> **PROBLEM**
Please copy out all lines of the entries that contain the word "components".

[Records drawn from a dataset]
═══
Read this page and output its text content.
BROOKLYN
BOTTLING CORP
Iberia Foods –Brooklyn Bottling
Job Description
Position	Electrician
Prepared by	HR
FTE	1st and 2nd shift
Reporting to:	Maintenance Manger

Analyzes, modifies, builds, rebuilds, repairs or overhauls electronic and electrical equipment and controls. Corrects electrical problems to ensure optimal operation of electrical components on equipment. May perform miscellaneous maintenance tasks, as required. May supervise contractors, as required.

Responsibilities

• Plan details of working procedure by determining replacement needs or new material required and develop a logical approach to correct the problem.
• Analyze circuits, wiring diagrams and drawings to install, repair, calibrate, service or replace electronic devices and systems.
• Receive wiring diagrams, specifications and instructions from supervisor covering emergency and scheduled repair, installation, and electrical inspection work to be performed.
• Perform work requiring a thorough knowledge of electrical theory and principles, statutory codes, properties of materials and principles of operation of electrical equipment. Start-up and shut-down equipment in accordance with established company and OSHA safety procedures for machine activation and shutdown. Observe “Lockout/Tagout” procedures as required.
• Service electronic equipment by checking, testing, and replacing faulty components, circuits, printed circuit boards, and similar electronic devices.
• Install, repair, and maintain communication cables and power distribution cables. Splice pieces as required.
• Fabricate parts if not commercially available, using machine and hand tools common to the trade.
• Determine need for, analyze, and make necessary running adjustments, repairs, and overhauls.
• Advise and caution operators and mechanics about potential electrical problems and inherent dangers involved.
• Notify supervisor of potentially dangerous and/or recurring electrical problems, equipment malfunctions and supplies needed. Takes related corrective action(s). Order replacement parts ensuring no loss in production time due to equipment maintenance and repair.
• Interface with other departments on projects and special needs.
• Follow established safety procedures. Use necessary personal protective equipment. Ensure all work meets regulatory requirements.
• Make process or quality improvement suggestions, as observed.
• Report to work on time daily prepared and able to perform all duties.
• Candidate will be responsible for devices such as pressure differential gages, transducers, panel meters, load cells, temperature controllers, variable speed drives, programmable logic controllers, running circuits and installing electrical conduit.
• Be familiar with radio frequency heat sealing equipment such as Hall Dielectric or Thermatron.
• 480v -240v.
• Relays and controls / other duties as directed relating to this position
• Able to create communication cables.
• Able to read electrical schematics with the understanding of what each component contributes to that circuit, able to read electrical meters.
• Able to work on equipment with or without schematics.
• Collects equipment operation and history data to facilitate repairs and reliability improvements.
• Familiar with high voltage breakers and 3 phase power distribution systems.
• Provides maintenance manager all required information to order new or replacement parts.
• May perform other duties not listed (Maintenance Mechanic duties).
═══
> **SOLUTION**
Analyzes, modifies, builds, rebuilds, repairs or overhauls electronic and electrical equipment and controls. Corrects electrical problems to ensure optimal operation of electrical components on equipment. May perform miscellaneous maintenance tasks, as required. May supervise contractors, as required.
• Service electronic equipment by checking, testing, and replacing faulty components, circuits, printed circuit boards, and similar electronic devices.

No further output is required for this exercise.